> [AVAILABLE DATA]
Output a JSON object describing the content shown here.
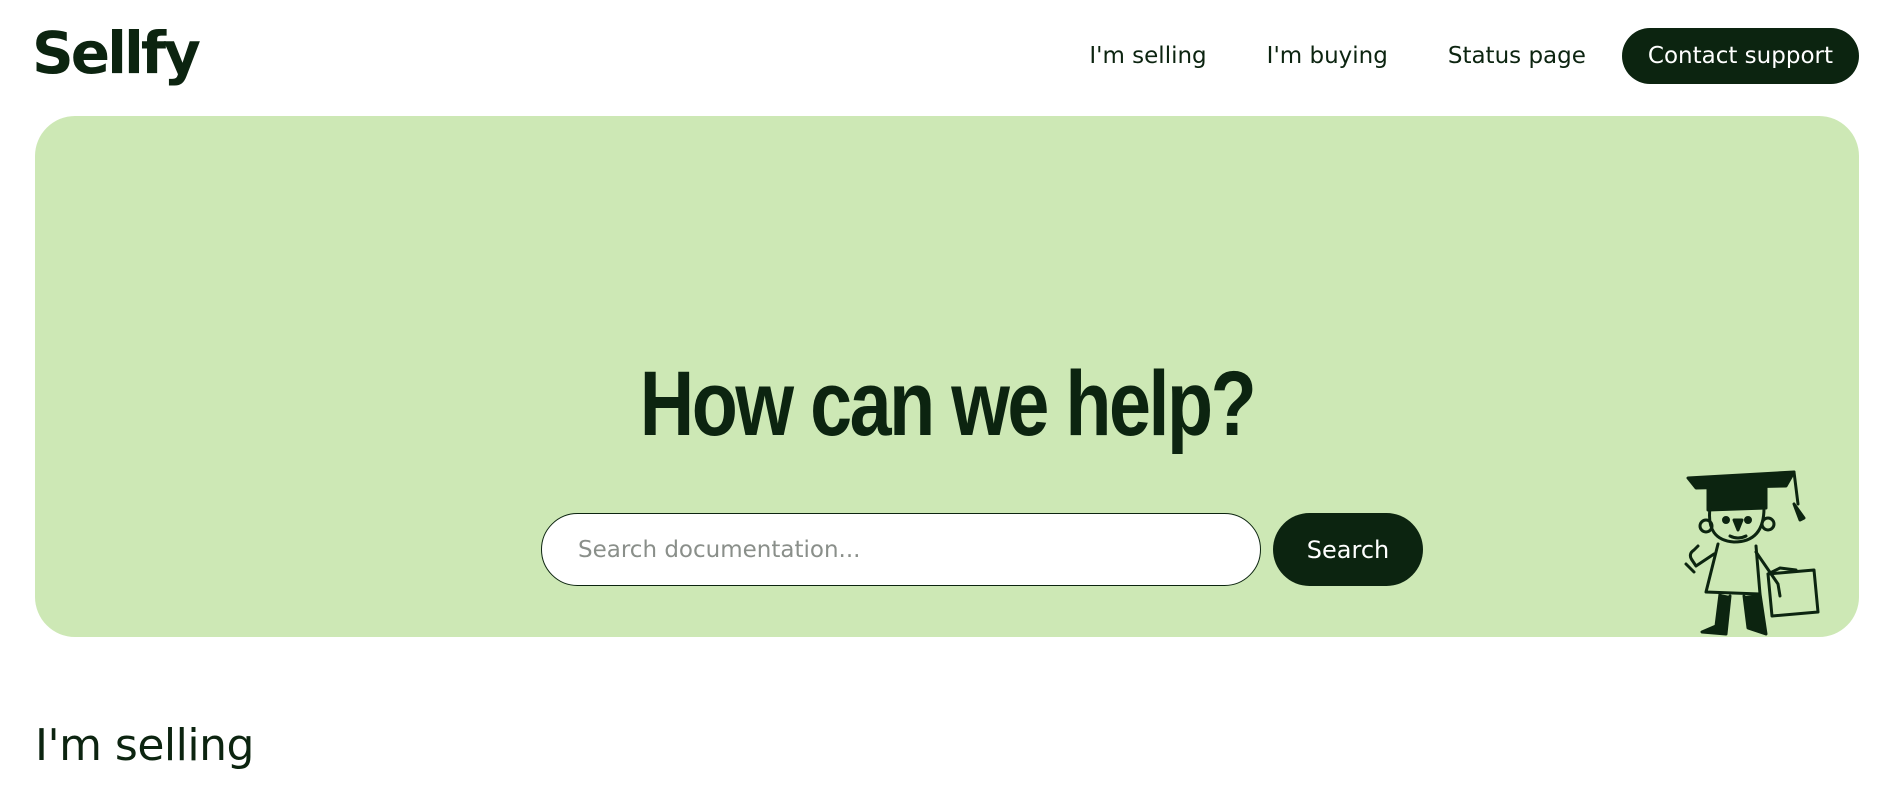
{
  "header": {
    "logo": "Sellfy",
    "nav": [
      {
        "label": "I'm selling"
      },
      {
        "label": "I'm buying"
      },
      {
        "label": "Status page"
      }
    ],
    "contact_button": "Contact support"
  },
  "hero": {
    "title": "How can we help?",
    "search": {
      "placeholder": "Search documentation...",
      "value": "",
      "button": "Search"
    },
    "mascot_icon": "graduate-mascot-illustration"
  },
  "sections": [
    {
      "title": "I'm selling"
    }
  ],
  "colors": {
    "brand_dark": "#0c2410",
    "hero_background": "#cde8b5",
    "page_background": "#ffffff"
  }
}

==

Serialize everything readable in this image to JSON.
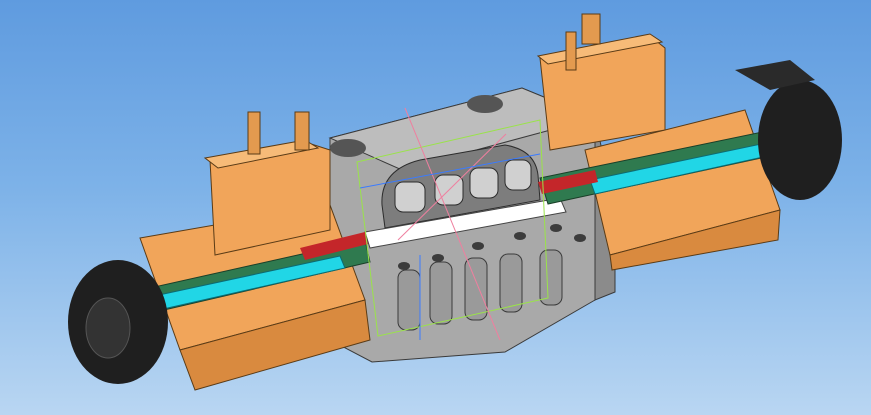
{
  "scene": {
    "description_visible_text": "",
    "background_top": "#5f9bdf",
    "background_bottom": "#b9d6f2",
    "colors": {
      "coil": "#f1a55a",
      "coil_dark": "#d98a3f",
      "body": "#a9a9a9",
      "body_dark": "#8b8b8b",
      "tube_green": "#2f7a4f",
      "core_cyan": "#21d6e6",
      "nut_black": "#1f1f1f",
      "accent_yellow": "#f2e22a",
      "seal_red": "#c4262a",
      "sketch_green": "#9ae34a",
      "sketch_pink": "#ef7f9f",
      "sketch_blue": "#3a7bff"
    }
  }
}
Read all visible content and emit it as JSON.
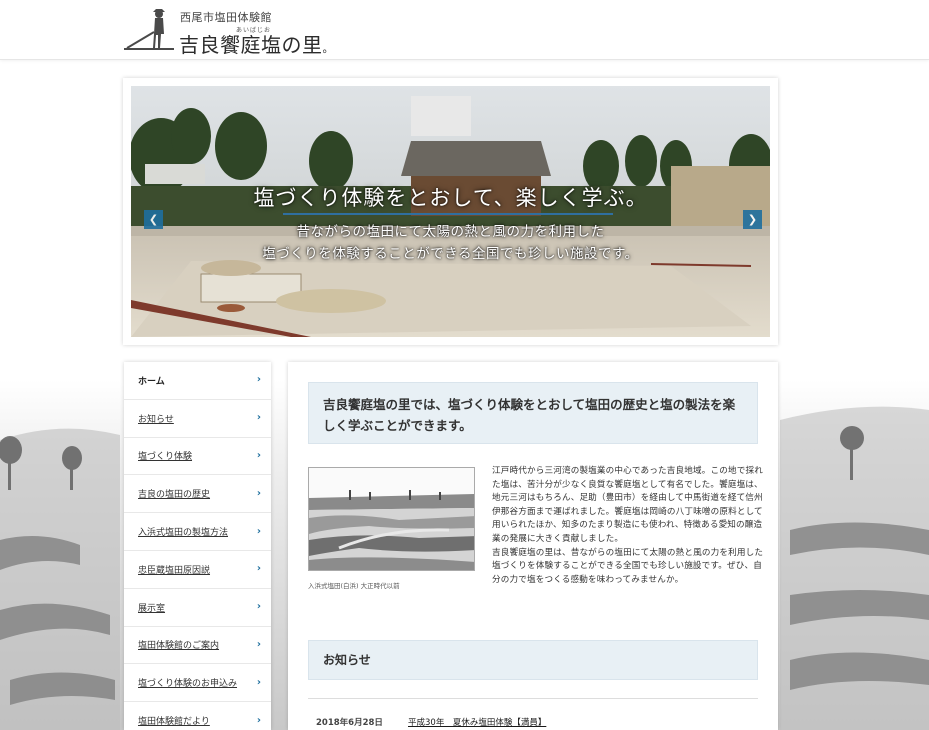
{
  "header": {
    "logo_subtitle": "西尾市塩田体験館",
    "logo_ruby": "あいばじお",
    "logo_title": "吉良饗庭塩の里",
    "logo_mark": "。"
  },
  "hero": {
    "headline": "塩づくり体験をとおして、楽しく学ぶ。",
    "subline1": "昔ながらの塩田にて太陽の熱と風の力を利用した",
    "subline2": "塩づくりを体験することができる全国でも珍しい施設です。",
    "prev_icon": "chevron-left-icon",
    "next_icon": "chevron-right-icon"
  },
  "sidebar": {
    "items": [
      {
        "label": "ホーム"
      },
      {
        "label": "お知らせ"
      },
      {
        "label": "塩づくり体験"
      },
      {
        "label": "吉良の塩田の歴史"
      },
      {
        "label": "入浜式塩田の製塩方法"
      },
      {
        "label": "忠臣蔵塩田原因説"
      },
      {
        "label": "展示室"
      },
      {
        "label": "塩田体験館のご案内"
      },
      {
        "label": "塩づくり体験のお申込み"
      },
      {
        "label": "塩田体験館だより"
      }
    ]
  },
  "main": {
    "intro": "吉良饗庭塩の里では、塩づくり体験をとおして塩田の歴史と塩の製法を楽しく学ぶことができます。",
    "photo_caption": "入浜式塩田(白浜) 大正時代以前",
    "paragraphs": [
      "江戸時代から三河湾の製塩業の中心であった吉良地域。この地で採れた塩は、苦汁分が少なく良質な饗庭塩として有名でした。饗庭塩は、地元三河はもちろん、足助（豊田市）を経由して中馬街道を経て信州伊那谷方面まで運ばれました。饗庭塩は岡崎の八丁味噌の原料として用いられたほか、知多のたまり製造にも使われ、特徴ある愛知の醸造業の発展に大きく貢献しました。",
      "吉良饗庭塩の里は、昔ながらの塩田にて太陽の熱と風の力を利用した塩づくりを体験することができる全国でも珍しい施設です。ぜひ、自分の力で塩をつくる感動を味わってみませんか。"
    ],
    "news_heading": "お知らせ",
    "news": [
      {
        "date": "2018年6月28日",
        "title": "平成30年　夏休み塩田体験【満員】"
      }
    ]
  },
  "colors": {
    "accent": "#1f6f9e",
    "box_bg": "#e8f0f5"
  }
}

> [TO DO] Copy every line of the entries above in which "content" occurs.

> [SOLUTION]
Output a JSON object describing the content shown here.
Read all visible content and emit it as JSON.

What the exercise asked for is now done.